[Records]

┌────────

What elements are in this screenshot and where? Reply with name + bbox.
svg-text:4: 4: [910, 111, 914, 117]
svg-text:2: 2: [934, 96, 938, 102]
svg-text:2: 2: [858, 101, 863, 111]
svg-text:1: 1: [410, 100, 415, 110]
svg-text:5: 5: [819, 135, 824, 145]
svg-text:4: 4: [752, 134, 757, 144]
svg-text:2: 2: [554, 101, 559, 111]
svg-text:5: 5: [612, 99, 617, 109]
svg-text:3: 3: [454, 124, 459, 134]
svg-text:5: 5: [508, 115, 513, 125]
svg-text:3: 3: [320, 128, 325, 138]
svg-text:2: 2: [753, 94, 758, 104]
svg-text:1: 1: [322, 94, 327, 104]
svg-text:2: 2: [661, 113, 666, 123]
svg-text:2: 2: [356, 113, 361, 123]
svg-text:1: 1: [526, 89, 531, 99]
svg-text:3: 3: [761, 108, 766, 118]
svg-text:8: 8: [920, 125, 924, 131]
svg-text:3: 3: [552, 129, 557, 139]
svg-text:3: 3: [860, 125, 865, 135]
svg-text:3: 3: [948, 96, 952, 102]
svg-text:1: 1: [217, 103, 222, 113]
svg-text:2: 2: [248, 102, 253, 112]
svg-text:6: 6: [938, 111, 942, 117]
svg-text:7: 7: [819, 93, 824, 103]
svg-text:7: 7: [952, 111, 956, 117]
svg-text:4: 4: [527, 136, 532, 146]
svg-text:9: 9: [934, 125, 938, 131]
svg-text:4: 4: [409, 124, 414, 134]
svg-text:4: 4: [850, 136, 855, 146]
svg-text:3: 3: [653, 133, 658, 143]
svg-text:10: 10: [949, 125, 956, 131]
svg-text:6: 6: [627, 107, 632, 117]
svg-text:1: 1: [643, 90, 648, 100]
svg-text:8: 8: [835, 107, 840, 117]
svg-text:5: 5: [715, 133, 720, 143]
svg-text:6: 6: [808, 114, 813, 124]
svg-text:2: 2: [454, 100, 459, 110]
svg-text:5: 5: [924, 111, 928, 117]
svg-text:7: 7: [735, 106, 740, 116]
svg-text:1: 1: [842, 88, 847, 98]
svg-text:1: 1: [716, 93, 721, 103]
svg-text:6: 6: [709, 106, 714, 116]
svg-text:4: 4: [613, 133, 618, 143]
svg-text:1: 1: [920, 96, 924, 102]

└────────

→ WORK TO BE COMPLETED
Identify each line in the rows above that contains the word "bbox", and copy those lines.

→ RESPONSE TO THE EXERCISE
What elements are in this screenshot and where? Reply with name + bbox.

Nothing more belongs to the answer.